[Dataset excerpts]
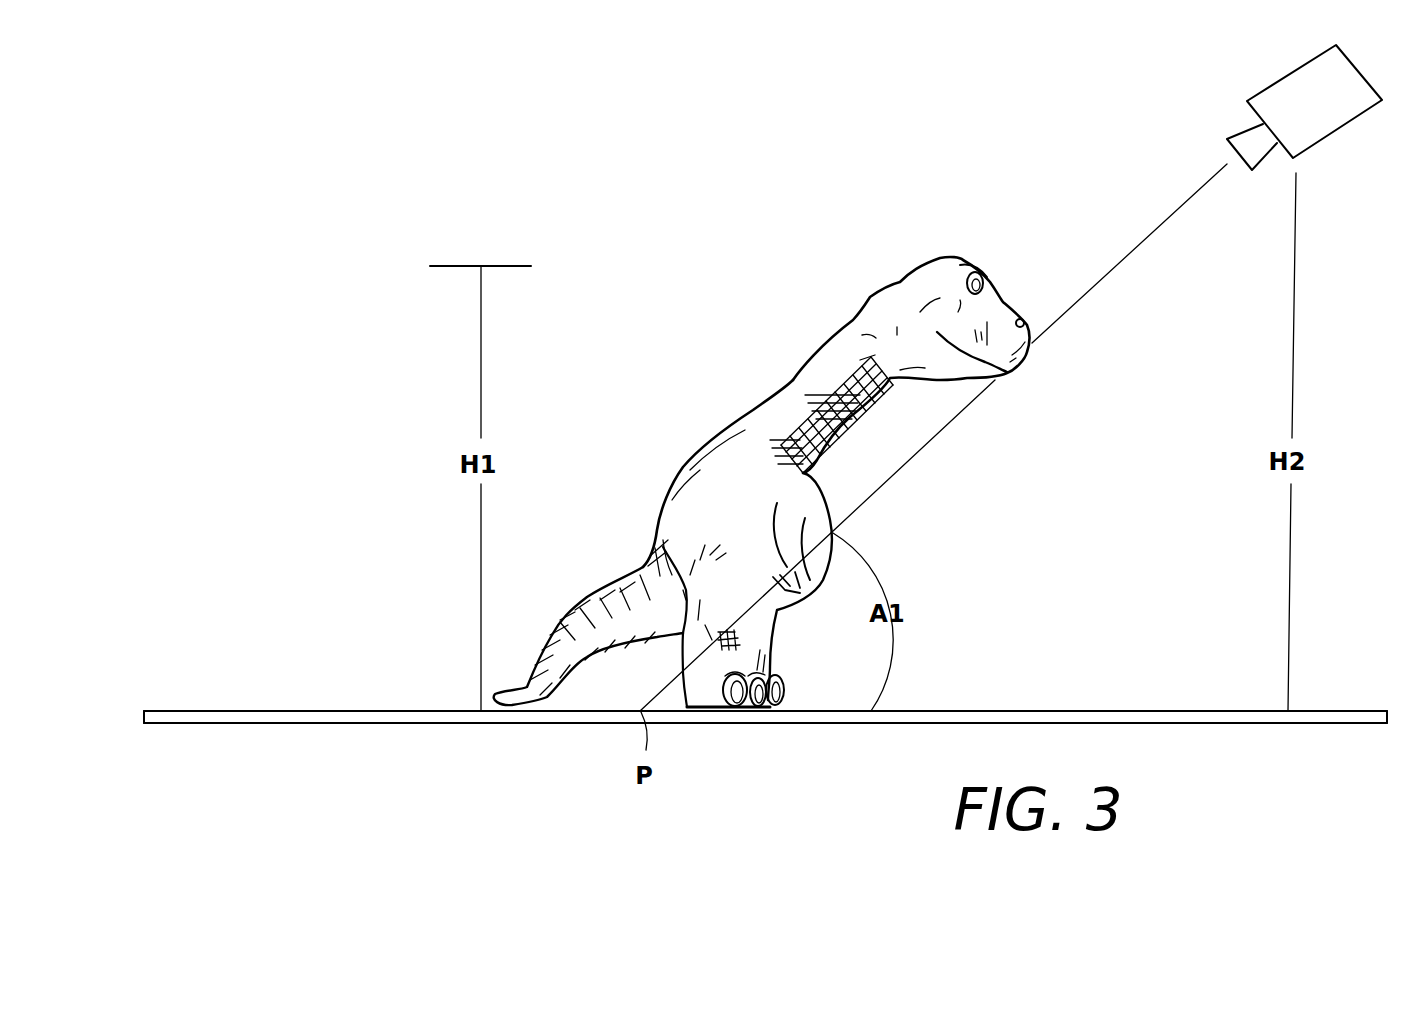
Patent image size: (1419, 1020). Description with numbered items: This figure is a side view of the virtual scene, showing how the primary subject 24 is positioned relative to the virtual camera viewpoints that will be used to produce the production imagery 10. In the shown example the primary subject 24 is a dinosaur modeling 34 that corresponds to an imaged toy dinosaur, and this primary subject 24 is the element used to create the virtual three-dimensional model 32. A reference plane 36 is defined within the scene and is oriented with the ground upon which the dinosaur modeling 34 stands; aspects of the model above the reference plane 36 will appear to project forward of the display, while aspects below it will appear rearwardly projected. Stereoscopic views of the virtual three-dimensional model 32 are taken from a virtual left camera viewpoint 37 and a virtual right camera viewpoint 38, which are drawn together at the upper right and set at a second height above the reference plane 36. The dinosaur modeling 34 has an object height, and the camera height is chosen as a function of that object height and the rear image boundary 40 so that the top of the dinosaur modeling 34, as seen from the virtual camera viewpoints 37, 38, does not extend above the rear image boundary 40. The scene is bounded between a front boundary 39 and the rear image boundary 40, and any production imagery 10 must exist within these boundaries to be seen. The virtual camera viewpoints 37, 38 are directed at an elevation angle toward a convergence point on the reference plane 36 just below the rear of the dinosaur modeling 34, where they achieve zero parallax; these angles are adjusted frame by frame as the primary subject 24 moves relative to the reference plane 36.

The production imagery 10 is at (572, 148).
The primary subject 24 is at (762, 482).
The virtual 3D model 32 is at (768, 333).
The dinosaur modeling 34 is at (829, 377).
The reference plane 36 is at (350, 711).
The virtual left camera viewpoint 37 is at (1268, 105).
The virtual right camera viewpoint 38 is at (1285, 78).
The front boundary 39 is at (1387, 716).
The rear image boundary 40 is at (143, 716).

→ **Given exercise**:
Copy every line of the records above word for word, leaving the pictures out of your answer.

→ **Correct response**:
Patent image size: (1419, 1020). Description with numbered items: This figure is a side view of the virtual scene, showing how the primary subject 24 is positioned relative to the virtual camera viewpoints that will be used to produce the production imagery 10. In the shown example the primary subject 24 is a dinosaur modeling 34 that corresponds to an imaged toy dinosaur, and this primary subject 24 is the element used to create the virtual three-dimensional model 32. A reference plane 36 is defined within the scene and is oriented with the ground upon which the dinosaur modeling 34 stands; aspects of the model above the reference plane 36 will appear to project forward of the display, while aspects below it will appear rearwardly projected. Stereoscopic views of the virtual three-dimensional model 32 are taken from a virtual left camera viewpoint 37 and a virtual right camera viewpoint 38, which are drawn together at the upper right and set at a second height above the reference plane 36. The dinosaur modeling 34 has an object height, and the camera height is chosen as a function of that object height and the rear image boundary 40 so that the top of the dinosaur modeling 34, as seen from the virtual camera viewpoints 37, 38, does not extend above the rear image boundary 40. The scene is bounded between a front boundary 39 and the rear image boundary 40, and any production imagery 10 must exist within these boundaries to be seen. The virtual camera viewpoints 37, 38 are directed at an elevation angle toward a convergence point on the reference plane 36 just below the rear of the dinosaur modeling 34, where they achieve zero parallax; these angles are adjusted frame by frame as the primary subject 24 moves relative to the reference plane 36.

The production imagery 10 is at (572, 148).
The primary subject 24 is at (762, 482).
The virtual 3D model 32 is at (768, 333).
The dinosaur modeling 34 is at (829, 377).
The reference plane 36 is at (350, 711).
The virtual left camera viewpoint 37 is at (1268, 105).
The virtual right camera viewpoint 38 is at (1285, 78).
The front boundary 39 is at (1387, 716).
The rear image boundary 40 is at (143, 716).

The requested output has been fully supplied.